[Dataset rows about figures]
=== Section Start ===

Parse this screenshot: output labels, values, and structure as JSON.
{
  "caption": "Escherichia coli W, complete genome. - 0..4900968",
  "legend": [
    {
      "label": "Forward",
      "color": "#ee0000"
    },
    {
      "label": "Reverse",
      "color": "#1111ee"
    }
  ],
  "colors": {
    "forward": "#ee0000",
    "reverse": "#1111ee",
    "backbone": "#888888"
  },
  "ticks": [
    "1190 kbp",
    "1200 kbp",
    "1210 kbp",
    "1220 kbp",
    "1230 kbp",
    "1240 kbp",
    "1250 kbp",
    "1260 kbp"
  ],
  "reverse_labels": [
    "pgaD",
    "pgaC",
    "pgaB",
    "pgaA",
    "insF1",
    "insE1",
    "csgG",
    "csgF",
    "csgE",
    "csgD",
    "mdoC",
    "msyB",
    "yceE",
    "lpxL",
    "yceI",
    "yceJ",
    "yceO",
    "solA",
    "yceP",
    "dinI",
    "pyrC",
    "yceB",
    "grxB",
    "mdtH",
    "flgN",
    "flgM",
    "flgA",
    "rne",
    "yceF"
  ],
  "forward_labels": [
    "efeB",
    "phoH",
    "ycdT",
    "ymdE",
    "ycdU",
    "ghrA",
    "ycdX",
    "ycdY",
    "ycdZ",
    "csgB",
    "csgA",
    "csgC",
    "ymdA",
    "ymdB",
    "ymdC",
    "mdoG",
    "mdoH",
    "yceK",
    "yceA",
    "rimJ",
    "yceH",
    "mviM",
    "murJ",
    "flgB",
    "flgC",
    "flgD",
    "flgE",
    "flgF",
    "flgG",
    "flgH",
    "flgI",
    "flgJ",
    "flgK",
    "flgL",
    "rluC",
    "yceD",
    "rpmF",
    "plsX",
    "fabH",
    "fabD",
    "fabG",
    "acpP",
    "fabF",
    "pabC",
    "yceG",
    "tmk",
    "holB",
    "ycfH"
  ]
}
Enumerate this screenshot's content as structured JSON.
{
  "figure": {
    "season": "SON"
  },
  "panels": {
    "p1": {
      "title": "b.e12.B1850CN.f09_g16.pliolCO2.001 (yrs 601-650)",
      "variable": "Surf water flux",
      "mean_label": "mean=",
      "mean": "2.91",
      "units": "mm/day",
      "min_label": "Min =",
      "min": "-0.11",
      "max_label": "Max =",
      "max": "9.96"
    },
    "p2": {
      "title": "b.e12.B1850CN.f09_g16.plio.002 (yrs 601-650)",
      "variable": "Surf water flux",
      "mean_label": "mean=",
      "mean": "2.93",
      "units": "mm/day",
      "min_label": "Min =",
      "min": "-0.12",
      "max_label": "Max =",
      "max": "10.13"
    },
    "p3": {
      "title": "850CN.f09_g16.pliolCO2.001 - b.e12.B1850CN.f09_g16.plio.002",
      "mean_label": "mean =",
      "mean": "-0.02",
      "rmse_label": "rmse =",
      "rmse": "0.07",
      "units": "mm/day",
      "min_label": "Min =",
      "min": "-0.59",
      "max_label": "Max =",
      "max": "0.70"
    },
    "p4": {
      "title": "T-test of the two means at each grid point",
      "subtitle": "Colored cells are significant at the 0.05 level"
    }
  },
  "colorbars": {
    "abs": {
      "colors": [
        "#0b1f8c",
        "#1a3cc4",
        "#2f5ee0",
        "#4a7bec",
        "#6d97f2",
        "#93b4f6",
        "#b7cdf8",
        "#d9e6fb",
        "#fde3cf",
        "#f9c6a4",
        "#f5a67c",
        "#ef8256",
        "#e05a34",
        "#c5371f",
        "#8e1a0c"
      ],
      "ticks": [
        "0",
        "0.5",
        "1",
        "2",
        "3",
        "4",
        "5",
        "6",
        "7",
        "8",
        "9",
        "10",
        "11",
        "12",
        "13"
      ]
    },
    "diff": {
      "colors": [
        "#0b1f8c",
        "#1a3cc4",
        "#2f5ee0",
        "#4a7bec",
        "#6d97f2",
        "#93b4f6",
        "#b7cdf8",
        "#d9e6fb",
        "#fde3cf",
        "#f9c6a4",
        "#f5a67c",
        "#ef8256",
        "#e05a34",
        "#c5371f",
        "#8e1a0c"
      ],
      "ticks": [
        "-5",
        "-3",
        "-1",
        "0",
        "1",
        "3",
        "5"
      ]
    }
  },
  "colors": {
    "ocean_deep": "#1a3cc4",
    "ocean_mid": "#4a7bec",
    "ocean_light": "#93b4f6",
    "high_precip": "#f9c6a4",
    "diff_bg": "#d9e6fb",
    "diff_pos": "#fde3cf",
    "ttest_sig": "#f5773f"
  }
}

=== Section End ===

Transcribe the data above verbatim.

## Reply:
Parse this screenshot: output labels, values, and structure as JSON.
{
  "caption": "Escherichia coli W, complete genome. - 0..4900968",
  "legend": [
    {
      "label": "Forward",
      "color": "#ee0000"
    },
    {
      "label": "Reverse",
      "color": "#1111ee"
    }
  ],
  "colors": {
    "forward": "#ee0000",
    "reverse": "#1111ee",
    "backbone": "#888888"
  },
  "ticks": [
    "1190 kbp",
    "1200 kbp",
    "1210 kbp",
    "1220 kbp",
    "1230 kbp",
    "1240 kbp",
    "1250 kbp",
    "1260 kbp"
  ],
  "reverse_labels": [
    "pgaD",
    "pgaC",
    "pgaB",
    "pgaA",
    "insF1",
    "insE1",
    "csgG",
    "csgF",
    "csgE",
    "csgD",
    "mdoC",
    "msyB",
    "yceE",
    "lpxL",
    "yceI",
    "yceJ",
    "yceO",
    "solA",
    "yceP",
    "dinI",
    "pyrC",
    "yceB",
    "grxB",
    "mdtH",
    "flgN",
    "flgM",
    "flgA",
    "rne",
    "yceF"
  ],
  "forward_labels": [
    "efeB",
    "phoH",
    "ycdT",
    "ymdE",
    "ycdU",
    "ghrA",
    "ycdX",
    "ycdY",
    "ycdZ",
    "csgB",
    "csgA",
    "csgC",
    "ymdA",
    "ymdB",
    "ymdC",
    "mdoG",
    "mdoH",
    "yceK",
    "yceA",
    "rimJ",
    "yceH",
    "mviM",
    "murJ",
    "flgB",
    "flgC",
    "flgD",
    "flgE",
    "flgF",
    "flgG",
    "flgH",
    "flgI",
    "flgJ",
    "flgK",
    "flgL",
    "rluC",
    "yceD",
    "rpmF",
    "plsX",
    "fabH",
    "fabD",
    "fabG",
    "acpP",
    "fabF",
    "pabC",
    "yceG",
    "tmk",
    "holB",
    "ycfH"
  ]
}
Enumerate this screenshot's content as structured JSON.
{
  "figure": {
    "season": "SON"
  },
  "panels": {
    "p1": {
      "title": "b.e12.B1850CN.f09_g16.pliolCO2.001 (yrs 601-650)",
      "variable": "Surf water flux",
      "mean_label": "mean=",
      "mean": "2.91",
      "units": "mm/day",
      "min_label": "Min =",
      "min": "-0.11",
      "max_label": "Max =",
      "max": "9.96"
    },
    "p2": {
      "title": "b.e12.B1850CN.f09_g16.plio.002 (yrs 601-650)",
      "variable": "Surf water flux",
      "mean_label": "mean=",
      "mean": "2.93",
      "units": "mm/day",
      "min_label": "Min =",
      "min": "-0.12",
      "max_label": "Max =",
      "max": "10.13"
    },
    "p3": {
      "title": "850CN.f09_g16.pliolCO2.001 - b.e12.B1850CN.f09_g16.plio.002",
      "mean_label": "mean =",
      "mean": "-0.02",
      "rmse_label": "rmse =",
      "rmse": "0.07",
      "units": "mm/day",
      "min_label": "Min =",
      "min": "-0.59",
      "max_label": "Max =",
      "max": "0.70"
    },
    "p4": {
      "title": "T-test of the two means at each grid point",
      "subtitle": "Colored cells are significant at the 0.05 level"
    }
  },
  "colorbars": {
    "abs": {
      "colors": [
        "#0b1f8c",
        "#1a3cc4",
        "#2f5ee0",
        "#4a7bec",
        "#6d97f2",
        "#93b4f6",
        "#b7cdf8",
        "#d9e6fb",
        "#fde3cf",
        "#f9c6a4",
        "#f5a67c",
        "#ef8256",
        "#e05a34",
        "#c5371f",
        "#8e1a0c"
      ],
      "ticks": [
        "0",
        "0.5",
        "1",
        "2",
        "3",
        "4",
        "5",
        "6",
        "7",
        "8",
        "9",
        "10",
        "11",
        "12",
        "13"
      ]
    },
    "diff": {
      "colors": [
        "#0b1f8c",
        "#1a3cc4",
        "#2f5ee0",
        "#4a7bec",
        "#6d97f2",
        "#93b4f6",
        "#b7cdf8",
        "#d9e6fb",
        "#fde3cf",
        "#f9c6a4",
        "#f5a67c",
        "#ef8256",
        "#e05a34",
        "#c5371f",
        "#8e1a0c"
      ],
      "ticks": [
        "-5",
        "-3",
        "-1",
        "0",
        "1",
        "3",
        "5"
      ]
    }
  },
  "colors": {
    "ocean_deep": "#1a3cc4",
    "ocean_mid": "#4a7bec",
    "ocean_light": "#93b4f6",
    "high_precip": "#f9c6a4",
    "diff_bg": "#d9e6fb",
    "diff_pos": "#fde3cf",
    "ttest_sig": "#f5773f"
  }
}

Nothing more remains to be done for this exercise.